TO BE DONE: Reproduce the part of the records that opens at the start and closes with the line containing "y-axis-tick-labels: 0% 2%", switching every "y-tick-label" to "vertical-tick-label" and leaving everything else as it is.

::: RECORDS FOR PROCESSING

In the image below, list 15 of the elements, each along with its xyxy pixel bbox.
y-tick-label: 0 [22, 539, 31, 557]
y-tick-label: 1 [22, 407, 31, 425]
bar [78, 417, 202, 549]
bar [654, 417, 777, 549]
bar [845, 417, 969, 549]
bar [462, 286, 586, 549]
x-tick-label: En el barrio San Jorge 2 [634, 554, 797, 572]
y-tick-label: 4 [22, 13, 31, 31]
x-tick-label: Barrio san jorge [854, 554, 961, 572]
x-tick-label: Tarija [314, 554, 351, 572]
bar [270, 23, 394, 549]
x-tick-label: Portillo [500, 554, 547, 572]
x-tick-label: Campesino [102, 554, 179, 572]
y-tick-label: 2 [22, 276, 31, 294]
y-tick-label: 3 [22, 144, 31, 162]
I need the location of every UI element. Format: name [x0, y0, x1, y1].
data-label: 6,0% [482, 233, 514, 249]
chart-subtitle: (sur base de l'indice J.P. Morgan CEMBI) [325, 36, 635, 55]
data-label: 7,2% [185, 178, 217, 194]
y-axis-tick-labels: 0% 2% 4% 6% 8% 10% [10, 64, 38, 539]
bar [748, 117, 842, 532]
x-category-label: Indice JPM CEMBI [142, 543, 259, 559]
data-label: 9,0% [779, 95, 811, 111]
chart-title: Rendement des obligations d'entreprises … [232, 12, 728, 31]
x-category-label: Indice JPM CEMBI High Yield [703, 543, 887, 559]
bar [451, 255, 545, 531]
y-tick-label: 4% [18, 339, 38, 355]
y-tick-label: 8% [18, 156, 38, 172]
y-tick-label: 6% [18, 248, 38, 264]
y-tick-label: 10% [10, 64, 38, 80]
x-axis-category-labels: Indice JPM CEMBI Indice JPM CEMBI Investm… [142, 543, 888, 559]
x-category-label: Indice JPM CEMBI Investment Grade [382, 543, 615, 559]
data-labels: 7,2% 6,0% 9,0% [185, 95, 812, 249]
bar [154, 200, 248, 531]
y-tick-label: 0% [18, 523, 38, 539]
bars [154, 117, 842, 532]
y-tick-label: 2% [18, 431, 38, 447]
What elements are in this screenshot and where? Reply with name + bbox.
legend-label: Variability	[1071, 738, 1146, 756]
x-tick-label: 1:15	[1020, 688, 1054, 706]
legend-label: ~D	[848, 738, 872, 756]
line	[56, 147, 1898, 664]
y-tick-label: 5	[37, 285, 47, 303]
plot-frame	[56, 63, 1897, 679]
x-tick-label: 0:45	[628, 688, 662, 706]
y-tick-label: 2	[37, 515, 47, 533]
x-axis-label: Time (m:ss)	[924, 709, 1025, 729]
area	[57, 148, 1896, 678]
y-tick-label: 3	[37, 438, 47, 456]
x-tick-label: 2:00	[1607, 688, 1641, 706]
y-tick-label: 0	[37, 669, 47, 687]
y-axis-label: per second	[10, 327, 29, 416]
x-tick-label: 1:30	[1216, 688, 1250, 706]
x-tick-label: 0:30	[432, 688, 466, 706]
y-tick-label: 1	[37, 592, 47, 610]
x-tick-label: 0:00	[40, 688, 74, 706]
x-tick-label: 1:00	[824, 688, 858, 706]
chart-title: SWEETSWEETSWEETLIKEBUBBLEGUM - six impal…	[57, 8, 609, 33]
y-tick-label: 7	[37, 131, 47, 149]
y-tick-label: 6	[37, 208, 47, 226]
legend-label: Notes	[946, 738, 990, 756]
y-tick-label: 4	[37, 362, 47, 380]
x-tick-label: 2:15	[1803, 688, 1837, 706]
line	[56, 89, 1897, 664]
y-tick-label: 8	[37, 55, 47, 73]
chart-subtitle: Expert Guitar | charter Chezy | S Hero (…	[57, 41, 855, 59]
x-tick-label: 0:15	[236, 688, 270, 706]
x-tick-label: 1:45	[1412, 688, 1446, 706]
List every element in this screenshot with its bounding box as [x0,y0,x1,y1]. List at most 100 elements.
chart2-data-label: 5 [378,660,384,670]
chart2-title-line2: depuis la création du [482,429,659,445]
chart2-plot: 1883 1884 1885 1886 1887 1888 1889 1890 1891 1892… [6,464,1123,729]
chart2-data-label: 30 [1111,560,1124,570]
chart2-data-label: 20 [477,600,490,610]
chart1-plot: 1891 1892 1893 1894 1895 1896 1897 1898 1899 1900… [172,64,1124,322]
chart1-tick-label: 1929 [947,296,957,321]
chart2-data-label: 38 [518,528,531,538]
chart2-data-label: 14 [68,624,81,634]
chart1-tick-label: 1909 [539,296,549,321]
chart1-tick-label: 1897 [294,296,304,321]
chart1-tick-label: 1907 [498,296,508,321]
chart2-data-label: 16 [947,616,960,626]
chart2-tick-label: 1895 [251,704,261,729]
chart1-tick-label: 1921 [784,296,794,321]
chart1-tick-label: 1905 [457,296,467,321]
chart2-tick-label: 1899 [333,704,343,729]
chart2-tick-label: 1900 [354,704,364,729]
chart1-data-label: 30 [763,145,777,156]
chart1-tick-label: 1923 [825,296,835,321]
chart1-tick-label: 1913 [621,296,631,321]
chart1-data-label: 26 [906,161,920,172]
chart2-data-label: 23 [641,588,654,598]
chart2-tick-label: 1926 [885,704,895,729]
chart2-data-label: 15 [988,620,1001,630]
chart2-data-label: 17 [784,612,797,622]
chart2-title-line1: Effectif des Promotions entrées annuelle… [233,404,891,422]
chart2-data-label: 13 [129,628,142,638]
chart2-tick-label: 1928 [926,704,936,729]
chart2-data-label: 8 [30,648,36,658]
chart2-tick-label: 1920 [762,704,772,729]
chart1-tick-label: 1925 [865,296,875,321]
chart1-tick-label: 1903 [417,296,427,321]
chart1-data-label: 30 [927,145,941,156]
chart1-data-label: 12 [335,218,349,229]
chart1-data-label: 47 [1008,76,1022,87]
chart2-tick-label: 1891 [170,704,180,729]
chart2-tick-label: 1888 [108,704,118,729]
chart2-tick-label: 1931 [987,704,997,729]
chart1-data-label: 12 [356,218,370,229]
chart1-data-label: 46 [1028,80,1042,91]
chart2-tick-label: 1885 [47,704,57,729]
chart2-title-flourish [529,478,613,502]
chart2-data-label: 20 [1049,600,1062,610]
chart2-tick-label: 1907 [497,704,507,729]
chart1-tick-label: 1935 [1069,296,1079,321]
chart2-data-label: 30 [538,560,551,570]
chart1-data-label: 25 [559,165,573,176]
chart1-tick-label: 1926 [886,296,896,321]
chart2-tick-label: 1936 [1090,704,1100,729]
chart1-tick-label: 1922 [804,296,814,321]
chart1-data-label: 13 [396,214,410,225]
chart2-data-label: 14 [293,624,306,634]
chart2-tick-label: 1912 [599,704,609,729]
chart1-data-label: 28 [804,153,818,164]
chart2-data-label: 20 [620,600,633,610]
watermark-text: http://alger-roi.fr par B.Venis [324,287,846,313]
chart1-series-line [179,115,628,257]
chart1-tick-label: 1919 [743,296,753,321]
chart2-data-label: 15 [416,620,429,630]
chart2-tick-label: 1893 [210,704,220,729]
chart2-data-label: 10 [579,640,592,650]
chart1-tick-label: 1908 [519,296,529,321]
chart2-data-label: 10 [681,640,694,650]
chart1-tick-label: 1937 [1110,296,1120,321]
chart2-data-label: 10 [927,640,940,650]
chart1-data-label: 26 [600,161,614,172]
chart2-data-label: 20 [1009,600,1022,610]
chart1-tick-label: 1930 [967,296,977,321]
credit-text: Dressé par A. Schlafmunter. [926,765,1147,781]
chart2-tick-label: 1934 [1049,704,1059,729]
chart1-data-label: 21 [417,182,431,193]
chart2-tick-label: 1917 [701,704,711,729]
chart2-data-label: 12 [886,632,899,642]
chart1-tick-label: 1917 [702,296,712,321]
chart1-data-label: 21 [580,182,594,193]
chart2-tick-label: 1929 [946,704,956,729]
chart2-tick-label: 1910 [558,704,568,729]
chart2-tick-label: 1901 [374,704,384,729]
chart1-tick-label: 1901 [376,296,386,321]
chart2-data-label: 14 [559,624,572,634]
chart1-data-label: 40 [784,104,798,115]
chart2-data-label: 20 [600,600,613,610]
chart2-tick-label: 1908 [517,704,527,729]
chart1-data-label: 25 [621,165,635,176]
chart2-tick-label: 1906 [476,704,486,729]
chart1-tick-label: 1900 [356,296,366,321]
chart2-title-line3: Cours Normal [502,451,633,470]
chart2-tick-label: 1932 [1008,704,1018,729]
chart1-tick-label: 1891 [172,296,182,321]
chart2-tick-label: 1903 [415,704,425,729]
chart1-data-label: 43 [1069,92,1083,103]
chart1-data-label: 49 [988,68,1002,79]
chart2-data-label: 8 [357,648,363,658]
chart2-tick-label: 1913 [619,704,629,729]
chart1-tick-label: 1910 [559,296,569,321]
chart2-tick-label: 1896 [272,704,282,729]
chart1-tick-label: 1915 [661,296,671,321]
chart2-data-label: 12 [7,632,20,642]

::::::

RESULT FOR THIS EXERCISE:
In the image below, list 15 of the elements, each along with its xyxy pixel bbox.
vertical-tick-label: 0 [22, 539, 31, 557]
vertical-tick-label: 1 [22, 407, 31, 425]
bar [78, 417, 202, 549]
bar [654, 417, 777, 549]
bar [845, 417, 969, 549]
bar [462, 286, 586, 549]
x-tick-label: En el barrio San Jorge 2 [634, 554, 797, 572]
vertical-tick-label: 4 [22, 13, 31, 31]
x-tick-label: Barrio san jorge [854, 554, 961, 572]
x-tick-label: Tarija [314, 554, 351, 572]
bar [270, 23, 394, 549]
x-tick-label: Portillo [500, 554, 547, 572]
x-tick-label: Campesino [102, 554, 179, 572]
vertical-tick-label: 2 [22, 276, 31, 294]
vertical-tick-label: 3 [22, 144, 31, 162]
I need the location of every UI element. Format: name [x0, y0, x1, y1].
data-label: 6,0% [482, 233, 514, 249]
chart-subtitle: (sur base de l'indice J.P. Morgan CEMBI) [325, 36, 635, 55]
data-label: 7,2% [185, 178, 217, 194]
y-axis-tick-labels: 0% 2% 4% 6% 8% 10% [10, 64, 38, 539]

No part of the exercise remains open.